▸ **WHAT TO WORK ON**
Each entry must appear again exactly as it does in the source.

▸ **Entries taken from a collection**
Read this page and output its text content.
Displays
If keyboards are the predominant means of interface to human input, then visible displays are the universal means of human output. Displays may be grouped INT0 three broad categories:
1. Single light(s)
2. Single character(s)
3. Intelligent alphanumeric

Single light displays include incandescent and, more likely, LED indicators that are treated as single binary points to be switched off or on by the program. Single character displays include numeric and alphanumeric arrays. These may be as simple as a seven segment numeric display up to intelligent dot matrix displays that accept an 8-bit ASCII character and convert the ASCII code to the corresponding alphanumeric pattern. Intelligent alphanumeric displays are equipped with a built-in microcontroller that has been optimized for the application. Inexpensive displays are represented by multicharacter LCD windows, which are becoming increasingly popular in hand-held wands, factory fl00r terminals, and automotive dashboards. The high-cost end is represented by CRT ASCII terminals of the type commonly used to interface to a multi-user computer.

▸ **THE COMPLETED TASK**
Read this page and output its text content.
Displays
If keyboards are the predominant means of interface to human input, then visible displays are the universal means of human output. Displays may be grouped INT0 three broad categories:
1. Single light(s)
2. Single character(s)
3. Intelligent alphanumeric

Single light displays include incandescent and, more likely, LED indicators that are treated as single binary points to be switched off or on by the program. Single character displays include numeric and alphanumeric arrays. These may be as simple as a seven segment numeric display up to intelligent dot matrix displays that accept an 8-bit ASCII character and convert the ASCII code to the corresponding alphanumeric pattern. Intelligent alphanumeric displays are equipped with a built-in microcontroller that has been optimized for the application. Inexpensive displays are represented by multicharacter LCD windows, which are becoming increasingly popular in hand-held wands, factory fl00r terminals, and automotive dashboards. The high-cost end is represented by CRT ASCII terminals of the type commonly used to interface to a multi-user computer.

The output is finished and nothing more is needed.